▶ [AIM OF THE EXERCISE]: Filter the entries and keep only the lines where the string "solid" appears.

▶ [GIVEN ENTRIES]:
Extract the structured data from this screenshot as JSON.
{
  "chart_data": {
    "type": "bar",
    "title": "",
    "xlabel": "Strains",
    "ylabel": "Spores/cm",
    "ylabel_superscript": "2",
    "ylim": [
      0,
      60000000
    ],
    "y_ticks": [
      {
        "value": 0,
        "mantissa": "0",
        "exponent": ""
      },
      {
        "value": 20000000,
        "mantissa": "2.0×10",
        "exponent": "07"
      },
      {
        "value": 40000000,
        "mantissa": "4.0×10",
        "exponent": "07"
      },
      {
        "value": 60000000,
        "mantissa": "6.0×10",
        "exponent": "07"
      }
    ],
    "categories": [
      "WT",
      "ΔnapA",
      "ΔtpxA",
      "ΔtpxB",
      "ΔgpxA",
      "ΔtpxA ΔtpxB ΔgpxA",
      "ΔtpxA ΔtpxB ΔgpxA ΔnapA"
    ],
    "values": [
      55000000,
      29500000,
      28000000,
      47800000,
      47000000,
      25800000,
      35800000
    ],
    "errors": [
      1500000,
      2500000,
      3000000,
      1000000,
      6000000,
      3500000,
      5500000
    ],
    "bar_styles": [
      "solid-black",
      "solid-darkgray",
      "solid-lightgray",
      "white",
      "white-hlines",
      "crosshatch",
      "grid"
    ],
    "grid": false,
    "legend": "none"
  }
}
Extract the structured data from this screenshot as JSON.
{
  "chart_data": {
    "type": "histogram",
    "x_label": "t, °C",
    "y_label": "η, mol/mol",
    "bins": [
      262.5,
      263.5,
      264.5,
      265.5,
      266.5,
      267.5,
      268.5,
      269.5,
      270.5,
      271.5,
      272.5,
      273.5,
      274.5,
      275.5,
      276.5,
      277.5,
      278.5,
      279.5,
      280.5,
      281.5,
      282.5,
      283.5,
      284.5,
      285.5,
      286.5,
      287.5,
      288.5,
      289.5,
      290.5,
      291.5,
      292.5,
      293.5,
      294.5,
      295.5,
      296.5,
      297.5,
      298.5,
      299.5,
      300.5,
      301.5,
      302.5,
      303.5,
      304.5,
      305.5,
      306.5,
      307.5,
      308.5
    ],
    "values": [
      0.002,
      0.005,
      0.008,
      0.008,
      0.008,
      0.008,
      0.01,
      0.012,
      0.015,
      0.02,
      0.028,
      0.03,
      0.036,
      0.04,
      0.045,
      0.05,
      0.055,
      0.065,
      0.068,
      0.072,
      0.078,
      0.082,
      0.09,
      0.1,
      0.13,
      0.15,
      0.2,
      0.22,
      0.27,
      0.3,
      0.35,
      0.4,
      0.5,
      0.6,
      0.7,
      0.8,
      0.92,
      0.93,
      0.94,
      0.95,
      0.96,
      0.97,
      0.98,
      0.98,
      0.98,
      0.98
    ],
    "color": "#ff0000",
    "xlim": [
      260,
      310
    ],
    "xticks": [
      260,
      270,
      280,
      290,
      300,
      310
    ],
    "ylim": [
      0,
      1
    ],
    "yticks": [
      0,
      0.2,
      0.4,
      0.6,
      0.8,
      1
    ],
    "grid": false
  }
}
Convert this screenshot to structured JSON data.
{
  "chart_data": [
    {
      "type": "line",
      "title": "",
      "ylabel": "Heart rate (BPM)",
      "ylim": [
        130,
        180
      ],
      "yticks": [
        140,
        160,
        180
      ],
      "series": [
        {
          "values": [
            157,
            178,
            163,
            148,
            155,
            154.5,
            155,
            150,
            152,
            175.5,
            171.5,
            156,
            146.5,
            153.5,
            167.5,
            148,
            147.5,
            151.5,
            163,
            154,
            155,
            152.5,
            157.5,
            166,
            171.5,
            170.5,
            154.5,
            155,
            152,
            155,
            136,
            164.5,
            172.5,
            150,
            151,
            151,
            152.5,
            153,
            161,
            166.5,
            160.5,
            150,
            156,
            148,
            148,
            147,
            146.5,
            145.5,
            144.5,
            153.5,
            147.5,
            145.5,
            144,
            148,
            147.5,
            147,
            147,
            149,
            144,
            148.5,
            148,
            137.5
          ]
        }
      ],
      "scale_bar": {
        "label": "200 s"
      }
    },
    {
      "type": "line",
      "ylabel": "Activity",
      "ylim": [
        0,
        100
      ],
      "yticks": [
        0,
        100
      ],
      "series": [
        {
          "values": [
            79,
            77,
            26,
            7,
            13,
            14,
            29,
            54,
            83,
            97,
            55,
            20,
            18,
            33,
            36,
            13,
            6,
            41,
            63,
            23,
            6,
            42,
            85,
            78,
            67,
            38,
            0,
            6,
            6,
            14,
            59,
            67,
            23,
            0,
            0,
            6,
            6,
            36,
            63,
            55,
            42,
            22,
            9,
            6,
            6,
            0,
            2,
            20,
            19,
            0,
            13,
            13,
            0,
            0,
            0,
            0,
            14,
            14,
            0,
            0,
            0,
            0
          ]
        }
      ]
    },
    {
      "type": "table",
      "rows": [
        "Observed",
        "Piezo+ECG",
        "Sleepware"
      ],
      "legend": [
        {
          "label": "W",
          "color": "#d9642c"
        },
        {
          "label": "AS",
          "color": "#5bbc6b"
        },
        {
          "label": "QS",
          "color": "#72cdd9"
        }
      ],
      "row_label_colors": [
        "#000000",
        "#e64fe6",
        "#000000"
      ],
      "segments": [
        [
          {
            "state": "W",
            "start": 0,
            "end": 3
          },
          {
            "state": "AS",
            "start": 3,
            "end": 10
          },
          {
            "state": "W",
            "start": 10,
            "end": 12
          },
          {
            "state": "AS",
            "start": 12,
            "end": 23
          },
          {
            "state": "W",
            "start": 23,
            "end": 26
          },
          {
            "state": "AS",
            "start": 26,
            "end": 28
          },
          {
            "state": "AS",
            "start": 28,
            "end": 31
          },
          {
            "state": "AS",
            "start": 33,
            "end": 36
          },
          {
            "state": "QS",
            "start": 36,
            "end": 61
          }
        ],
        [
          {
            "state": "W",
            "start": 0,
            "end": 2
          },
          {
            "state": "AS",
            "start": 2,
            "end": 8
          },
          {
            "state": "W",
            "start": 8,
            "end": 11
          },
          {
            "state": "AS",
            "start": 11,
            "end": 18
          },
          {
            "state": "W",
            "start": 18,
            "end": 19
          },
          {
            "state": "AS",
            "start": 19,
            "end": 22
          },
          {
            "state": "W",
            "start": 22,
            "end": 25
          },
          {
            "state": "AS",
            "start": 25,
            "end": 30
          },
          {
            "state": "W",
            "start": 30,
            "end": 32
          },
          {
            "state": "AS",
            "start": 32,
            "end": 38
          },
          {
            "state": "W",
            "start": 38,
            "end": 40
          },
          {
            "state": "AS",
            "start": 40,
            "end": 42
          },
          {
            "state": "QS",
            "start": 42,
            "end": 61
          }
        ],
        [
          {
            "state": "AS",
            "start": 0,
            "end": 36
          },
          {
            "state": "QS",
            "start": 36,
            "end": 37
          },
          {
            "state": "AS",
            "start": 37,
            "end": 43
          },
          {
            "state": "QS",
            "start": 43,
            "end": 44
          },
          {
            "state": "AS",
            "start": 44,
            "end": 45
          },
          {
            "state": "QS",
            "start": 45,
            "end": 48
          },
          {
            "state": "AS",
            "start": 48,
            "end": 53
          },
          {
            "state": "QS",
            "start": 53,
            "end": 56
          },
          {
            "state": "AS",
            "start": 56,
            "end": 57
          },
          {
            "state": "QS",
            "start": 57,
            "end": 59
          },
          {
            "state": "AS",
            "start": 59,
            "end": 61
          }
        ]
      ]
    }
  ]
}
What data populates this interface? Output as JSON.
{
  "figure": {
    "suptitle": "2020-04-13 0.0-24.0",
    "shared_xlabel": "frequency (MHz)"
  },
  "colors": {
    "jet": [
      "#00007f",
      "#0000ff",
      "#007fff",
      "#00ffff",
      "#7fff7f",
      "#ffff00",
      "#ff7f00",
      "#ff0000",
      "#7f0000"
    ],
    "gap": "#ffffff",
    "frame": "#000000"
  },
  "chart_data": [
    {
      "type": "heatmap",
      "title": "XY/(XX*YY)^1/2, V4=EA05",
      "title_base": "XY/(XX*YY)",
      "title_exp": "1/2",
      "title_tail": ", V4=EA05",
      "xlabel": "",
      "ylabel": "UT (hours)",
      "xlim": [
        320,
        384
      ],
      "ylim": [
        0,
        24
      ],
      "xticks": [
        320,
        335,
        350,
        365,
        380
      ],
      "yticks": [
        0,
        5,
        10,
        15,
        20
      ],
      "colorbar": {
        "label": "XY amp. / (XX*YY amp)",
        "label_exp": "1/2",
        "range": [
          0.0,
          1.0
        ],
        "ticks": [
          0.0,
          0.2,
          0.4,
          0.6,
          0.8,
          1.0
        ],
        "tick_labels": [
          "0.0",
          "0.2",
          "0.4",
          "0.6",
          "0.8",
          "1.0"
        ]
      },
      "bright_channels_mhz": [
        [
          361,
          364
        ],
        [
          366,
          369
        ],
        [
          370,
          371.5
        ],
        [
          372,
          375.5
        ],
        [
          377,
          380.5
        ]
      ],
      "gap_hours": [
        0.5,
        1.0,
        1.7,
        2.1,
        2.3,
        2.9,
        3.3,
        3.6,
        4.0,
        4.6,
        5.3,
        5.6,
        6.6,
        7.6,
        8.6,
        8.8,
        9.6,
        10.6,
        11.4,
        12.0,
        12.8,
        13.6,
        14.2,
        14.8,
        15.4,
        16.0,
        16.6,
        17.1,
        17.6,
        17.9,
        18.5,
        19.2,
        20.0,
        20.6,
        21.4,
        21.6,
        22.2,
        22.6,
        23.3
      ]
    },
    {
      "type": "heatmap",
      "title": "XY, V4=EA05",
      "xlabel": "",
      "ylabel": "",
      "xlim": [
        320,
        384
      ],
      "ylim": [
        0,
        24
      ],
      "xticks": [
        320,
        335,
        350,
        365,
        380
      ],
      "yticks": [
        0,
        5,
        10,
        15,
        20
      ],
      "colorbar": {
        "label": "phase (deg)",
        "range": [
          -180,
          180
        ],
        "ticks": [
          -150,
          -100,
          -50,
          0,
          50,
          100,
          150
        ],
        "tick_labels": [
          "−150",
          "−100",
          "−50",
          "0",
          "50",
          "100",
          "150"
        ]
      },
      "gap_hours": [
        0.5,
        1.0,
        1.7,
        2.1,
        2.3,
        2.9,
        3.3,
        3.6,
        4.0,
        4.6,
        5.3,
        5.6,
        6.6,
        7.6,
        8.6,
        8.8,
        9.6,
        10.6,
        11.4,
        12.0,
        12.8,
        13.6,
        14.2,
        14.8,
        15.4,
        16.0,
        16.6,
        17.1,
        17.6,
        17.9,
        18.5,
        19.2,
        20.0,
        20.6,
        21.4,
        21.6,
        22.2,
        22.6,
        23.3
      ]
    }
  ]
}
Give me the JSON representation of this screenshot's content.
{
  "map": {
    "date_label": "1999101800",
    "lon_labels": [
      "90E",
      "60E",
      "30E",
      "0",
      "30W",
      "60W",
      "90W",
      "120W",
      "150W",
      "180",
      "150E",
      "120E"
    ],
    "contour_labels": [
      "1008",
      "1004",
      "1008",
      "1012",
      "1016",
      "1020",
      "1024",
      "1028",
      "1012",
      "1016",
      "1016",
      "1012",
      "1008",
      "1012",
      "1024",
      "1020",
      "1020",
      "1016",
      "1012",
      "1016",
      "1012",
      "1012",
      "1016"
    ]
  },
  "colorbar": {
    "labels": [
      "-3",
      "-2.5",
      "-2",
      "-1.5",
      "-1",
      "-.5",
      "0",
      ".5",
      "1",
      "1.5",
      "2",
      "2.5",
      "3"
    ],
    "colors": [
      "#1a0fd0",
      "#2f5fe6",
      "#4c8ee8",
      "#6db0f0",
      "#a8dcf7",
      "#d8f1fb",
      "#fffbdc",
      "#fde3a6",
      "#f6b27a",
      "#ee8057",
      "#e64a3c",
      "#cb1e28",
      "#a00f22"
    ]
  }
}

▶ [ANSWER TO THIS TASK]:
      "solid-black",
      "solid-darkgray",
      "solid-lightgray",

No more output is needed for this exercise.